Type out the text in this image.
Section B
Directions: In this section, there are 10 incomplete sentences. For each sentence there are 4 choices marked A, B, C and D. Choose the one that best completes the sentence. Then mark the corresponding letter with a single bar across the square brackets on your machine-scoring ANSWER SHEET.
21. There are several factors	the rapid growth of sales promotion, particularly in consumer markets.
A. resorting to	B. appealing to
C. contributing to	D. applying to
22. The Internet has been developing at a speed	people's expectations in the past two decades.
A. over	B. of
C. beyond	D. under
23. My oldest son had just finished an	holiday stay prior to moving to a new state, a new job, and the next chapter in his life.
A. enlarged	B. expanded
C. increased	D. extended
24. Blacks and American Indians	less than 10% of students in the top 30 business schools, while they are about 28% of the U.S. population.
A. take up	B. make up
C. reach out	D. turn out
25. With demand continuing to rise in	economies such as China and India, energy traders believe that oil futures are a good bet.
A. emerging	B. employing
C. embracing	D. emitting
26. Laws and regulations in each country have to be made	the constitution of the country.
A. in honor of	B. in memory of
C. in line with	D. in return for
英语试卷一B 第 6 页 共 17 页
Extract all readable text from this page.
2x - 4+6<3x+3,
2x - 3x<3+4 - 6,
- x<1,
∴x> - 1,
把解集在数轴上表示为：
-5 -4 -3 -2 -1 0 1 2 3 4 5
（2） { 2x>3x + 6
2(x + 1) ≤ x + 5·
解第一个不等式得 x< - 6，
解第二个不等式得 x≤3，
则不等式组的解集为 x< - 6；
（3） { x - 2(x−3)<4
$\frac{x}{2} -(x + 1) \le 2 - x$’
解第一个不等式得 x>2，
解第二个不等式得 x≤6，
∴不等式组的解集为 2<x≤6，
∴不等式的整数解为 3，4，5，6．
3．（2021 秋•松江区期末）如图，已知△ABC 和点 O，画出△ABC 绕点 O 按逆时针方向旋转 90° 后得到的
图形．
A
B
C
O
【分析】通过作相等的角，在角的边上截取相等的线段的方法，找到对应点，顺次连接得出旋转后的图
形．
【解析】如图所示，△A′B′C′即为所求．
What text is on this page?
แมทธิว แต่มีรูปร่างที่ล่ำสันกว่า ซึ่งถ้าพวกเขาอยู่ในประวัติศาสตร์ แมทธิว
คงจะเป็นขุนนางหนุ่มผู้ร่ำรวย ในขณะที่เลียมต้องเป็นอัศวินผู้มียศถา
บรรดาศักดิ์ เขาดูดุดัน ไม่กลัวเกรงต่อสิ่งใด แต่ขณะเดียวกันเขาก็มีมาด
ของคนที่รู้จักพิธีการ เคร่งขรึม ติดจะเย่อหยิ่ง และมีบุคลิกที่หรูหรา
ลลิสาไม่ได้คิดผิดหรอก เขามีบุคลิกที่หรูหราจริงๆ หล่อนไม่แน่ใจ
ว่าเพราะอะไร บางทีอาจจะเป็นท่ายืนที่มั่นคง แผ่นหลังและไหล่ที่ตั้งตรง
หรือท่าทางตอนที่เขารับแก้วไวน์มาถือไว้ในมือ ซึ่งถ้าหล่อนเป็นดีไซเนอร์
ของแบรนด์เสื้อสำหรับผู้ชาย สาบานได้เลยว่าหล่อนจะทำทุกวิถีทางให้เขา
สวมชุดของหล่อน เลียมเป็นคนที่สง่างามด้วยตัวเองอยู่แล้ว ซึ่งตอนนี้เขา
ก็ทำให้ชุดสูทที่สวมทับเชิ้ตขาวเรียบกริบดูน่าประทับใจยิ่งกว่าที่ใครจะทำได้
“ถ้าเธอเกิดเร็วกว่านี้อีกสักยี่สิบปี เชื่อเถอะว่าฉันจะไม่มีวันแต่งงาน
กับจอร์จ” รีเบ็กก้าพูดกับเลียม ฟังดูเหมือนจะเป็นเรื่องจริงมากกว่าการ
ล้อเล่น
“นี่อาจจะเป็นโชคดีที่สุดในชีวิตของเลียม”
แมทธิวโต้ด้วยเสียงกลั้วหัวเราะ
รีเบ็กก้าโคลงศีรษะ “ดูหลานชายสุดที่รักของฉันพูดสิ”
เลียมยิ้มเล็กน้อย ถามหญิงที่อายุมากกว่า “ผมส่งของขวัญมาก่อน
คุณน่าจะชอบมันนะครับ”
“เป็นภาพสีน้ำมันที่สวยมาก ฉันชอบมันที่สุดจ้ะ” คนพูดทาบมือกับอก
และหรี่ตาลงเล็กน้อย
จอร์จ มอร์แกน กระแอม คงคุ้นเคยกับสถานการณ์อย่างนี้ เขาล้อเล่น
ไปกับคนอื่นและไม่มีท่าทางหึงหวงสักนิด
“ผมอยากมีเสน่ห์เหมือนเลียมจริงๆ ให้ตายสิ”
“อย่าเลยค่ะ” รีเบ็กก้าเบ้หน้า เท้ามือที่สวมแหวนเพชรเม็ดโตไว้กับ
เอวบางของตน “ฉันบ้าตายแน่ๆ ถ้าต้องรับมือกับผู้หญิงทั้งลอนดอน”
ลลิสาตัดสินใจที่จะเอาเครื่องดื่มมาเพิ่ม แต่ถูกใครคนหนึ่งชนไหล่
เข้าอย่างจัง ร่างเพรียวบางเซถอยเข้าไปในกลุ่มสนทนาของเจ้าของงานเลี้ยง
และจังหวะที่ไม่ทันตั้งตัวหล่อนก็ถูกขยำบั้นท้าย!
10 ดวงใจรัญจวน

+-------+

**WHAT IS EXPECTED:**
Report the number of lines in the listing that include the string "อาจจะเป"; give nothing but the number.

**OUTPUT FOR THIS EXERCISE:**
2